» **GOAL**
Check every line below for the string "JSON", and copy the lines that contain it.

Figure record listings
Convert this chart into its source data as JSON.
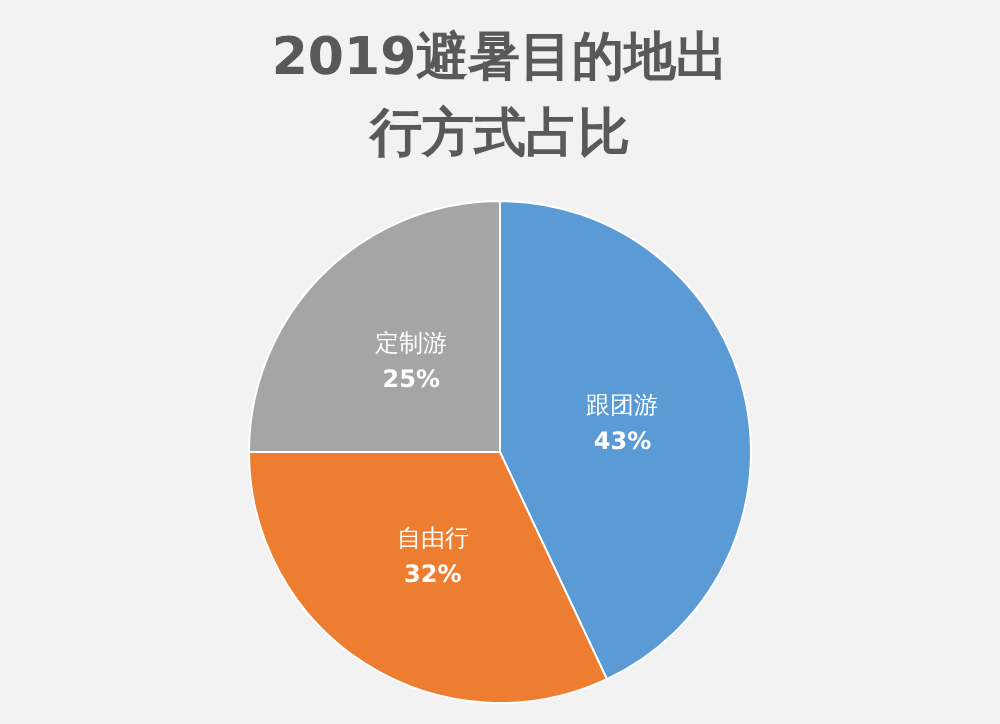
{
  "chart_data": {
    "type": "pie",
    "title": "2019避暑目的地出行方式占比",
    "categories": [
      "跟团游",
      "自由行",
      "定制游"
    ],
    "values": [
      43,
      32,
      25
    ],
    "value_labels": [
      "43%",
      "32%",
      "25%"
    ],
    "colors": [
      "#5b9bd5",
      "#ed7d31",
      "#a5a5a5"
    ],
    "legend": false
  }
}
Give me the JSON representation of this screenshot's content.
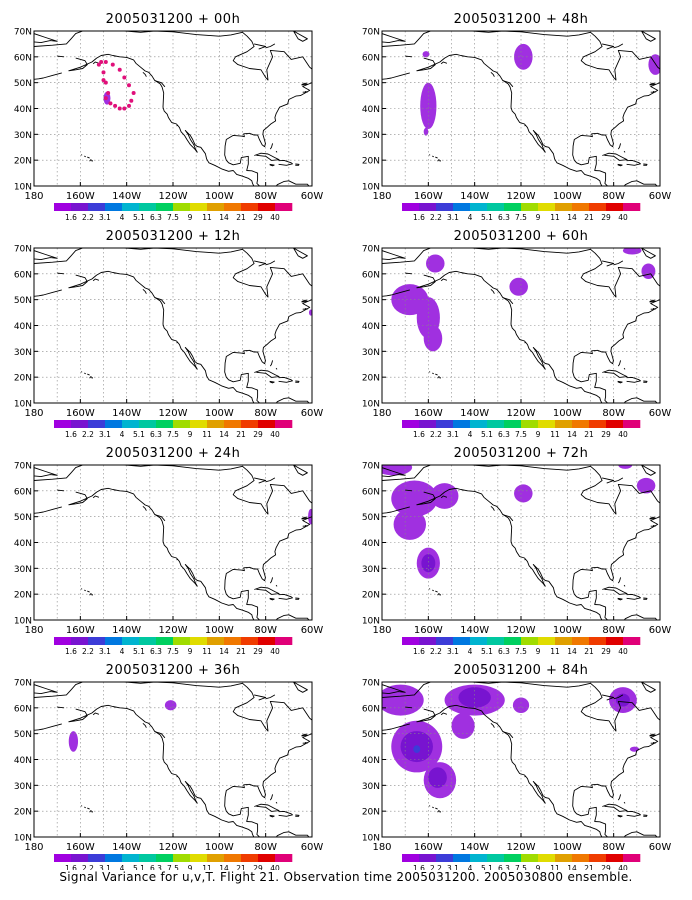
{
  "caption": "Signal Variance for u,v,T. Flight 21. Observation time 2005031200. 2005030800 ensemble.",
  "colors": {
    "frame": "#000000",
    "grid": "#888888",
    "coast": "#000000",
    "shade_light": "#a030e0",
    "shade_dark": "#7814d0",
    "shade_core": "#3c3cd8",
    "obs_dots": "#e0107a"
  },
  "chart_data": {
    "type": "map_panels",
    "xlim": [
      -180,
      -60
    ],
    "ylim": [
      10,
      70
    ],
    "x_ticks": [
      "180",
      "160W",
      "140W",
      "120W",
      "100W",
      "80W",
      "60W"
    ],
    "y_ticks": [
      "10N",
      "20N",
      "30N",
      "40N",
      "50N",
      "60N",
      "70N"
    ],
    "grid": true,
    "colorbar": {
      "levels": [
        "1.6",
        "2.2",
        "3.1",
        "4",
        "5.1",
        "6.3",
        "7.5",
        "9",
        "11",
        "14",
        "21",
        "29",
        "40"
      ],
      "colors": [
        "#a000e0",
        "#7814d0",
        "#3c3cd8",
        "#0078e0",
        "#00b4d0",
        "#00c8a0",
        "#00d060",
        "#a0dc00",
        "#e0dc00",
        "#e0a000",
        "#f07800",
        "#f03c00",
        "#e00000",
        "#e00078"
      ]
    },
    "panels": [
      {
        "title": "2005031200 + 00h",
        "col": 0,
        "row": 0,
        "obs": [
          [
            -152,
            57
          ],
          [
            -150,
            54
          ],
          [
            -149,
            50
          ],
          [
            -148,
            46
          ],
          [
            -147,
            42
          ],
          [
            -145,
            41
          ],
          [
            -143,
            40
          ],
          [
            -141,
            40
          ],
          [
            -139,
            41
          ],
          [
            -138,
            43
          ],
          [
            -137,
            46
          ],
          [
            -139,
            49
          ],
          [
            -141,
            52
          ],
          [
            -143,
            55
          ],
          [
            -146,
            57
          ],
          [
            -149,
            58
          ],
          [
            -151,
            58
          ],
          [
            -150,
            51
          ],
          [
            -149,
            44
          ]
        ],
        "blobs": [
          {
            "lon": -148.5,
            "lat": 44,
            "rx": 1.5,
            "ry": 2.5,
            "level": 0
          }
        ]
      },
      {
        "title": "2005031200 + 12h",
        "col": 0,
        "row": 1,
        "blobs": [
          {
            "lon": -60.5,
            "lat": 45,
            "rx": 0.8,
            "ry": 1.2,
            "level": 0
          }
        ]
      },
      {
        "title": "2005031200 + 24h",
        "col": 0,
        "row": 2,
        "blobs": [
          {
            "lon": -60.5,
            "lat": 50,
            "rx": 1.2,
            "ry": 3,
            "level": 0
          }
        ]
      },
      {
        "title": "2005031200 + 36h",
        "col": 0,
        "row": 3,
        "blobs": [
          {
            "lon": -163,
            "lat": 47,
            "rx": 2,
            "ry": 4,
            "level": 0
          },
          {
            "lon": -121,
            "lat": 61,
            "rx": 2.5,
            "ry": 2,
            "level": 0
          }
        ]
      },
      {
        "title": "2005031200 + 48h",
        "col": 1,
        "row": 0,
        "blobs": [
          {
            "lon": -160,
            "lat": 41,
            "rx": 3.5,
            "ry": 9,
            "level": 0
          },
          {
            "lon": -161,
            "lat": 31,
            "rx": 1,
            "ry": 1.5,
            "level": 0
          },
          {
            "lon": -161,
            "lat": 61,
            "rx": 1.5,
            "ry": 1.2,
            "level": 0
          },
          {
            "lon": -119,
            "lat": 60,
            "rx": 4,
            "ry": 5,
            "level": 0
          },
          {
            "lon": -62,
            "lat": 57,
            "rx": 3,
            "ry": 4,
            "level": 0
          }
        ]
      },
      {
        "title": "2005031200 + 60h",
        "col": 1,
        "row": 1,
        "blobs": [
          {
            "lon": -168,
            "lat": 50,
            "rx": 8,
            "ry": 6,
            "level": 0
          },
          {
            "lon": -160,
            "lat": 43,
            "rx": 5,
            "ry": 8,
            "level": 0
          },
          {
            "lon": -158,
            "lat": 35,
            "rx": 4,
            "ry": 5,
            "level": 0
          },
          {
            "lon": -157,
            "lat": 64,
            "rx": 4,
            "ry": 3.5,
            "level": 0
          },
          {
            "lon": -121,
            "lat": 55,
            "rx": 4,
            "ry": 3.5,
            "level": 0
          },
          {
            "lon": -65,
            "lat": 61,
            "rx": 3,
            "ry": 3,
            "level": 0
          },
          {
            "lon": -72,
            "lat": 69,
            "rx": 4,
            "ry": 1.5,
            "level": 0
          }
        ]
      },
      {
        "title": "2005031200 + 72h",
        "col": 1,
        "row": 2,
        "blobs": [
          {
            "lon": -175,
            "lat": 69,
            "rx": 8,
            "ry": 3,
            "level": 0
          },
          {
            "lon": -166,
            "lat": 57,
            "rx": 10,
            "ry": 7,
            "level": 0
          },
          {
            "lon": -168,
            "lat": 47,
            "rx": 7,
            "ry": 6,
            "level": 0
          },
          {
            "lon": -153,
            "lat": 58,
            "rx": 6,
            "ry": 5,
            "level": 0
          },
          {
            "lon": -160,
            "lat": 32,
            "rx": 5,
            "ry": 6,
            "level": 0
          },
          {
            "lon": -160,
            "lat": 32,
            "rx": 3,
            "ry": 3.5,
            "level": 1
          },
          {
            "lon": -119,
            "lat": 59,
            "rx": 4,
            "ry": 3.5,
            "level": 0
          },
          {
            "lon": -66,
            "lat": 62,
            "rx": 4,
            "ry": 3,
            "level": 0
          },
          {
            "lon": -75,
            "lat": 70,
            "rx": 3,
            "ry": 1.5,
            "level": 0
          }
        ]
      },
      {
        "title": "2005031200 + 84h",
        "col": 1,
        "row": 3,
        "blobs": [
          {
            "lon": -172,
            "lat": 63,
            "rx": 10,
            "ry": 6,
            "level": 0
          },
          {
            "lon": -140,
            "lat": 63,
            "rx": 13,
            "ry": 6,
            "level": 0
          },
          {
            "lon": -140,
            "lat": 64,
            "rx": 7,
            "ry": 4,
            "level": 1
          },
          {
            "lon": -165,
            "lat": 45,
            "rx": 11,
            "ry": 10,
            "level": 0
          },
          {
            "lon": -165,
            "lat": 45,
            "rx": 7,
            "ry": 6,
            "level": 1
          },
          {
            "lon": -165,
            "lat": 44,
            "rx": 1.5,
            "ry": 1.5,
            "level": 2
          },
          {
            "lon": -155,
            "lat": 32,
            "rx": 7,
            "ry": 7,
            "level": 0
          },
          {
            "lon": -156,
            "lat": 33,
            "rx": 4,
            "ry": 4,
            "level": 1
          },
          {
            "lon": -145,
            "lat": 53,
            "rx": 5,
            "ry": 5,
            "level": 0
          },
          {
            "lon": -120,
            "lat": 61,
            "rx": 3.5,
            "ry": 3,
            "level": 0
          },
          {
            "lon": -76,
            "lat": 63,
            "rx": 6,
            "ry": 5,
            "level": 0
          },
          {
            "lon": -76,
            "lat": 63,
            "rx": 3,
            "ry": 2.5,
            "level": 1
          },
          {
            "lon": -71,
            "lat": 44,
            "rx": 2,
            "ry": 1,
            "level": 0
          }
        ]
      }
    ]
  }
}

» **ANSWER TO THE PROBLEM**
Convert this chart into its source data as JSON.
Give me the JSON representation of this screenshot's content.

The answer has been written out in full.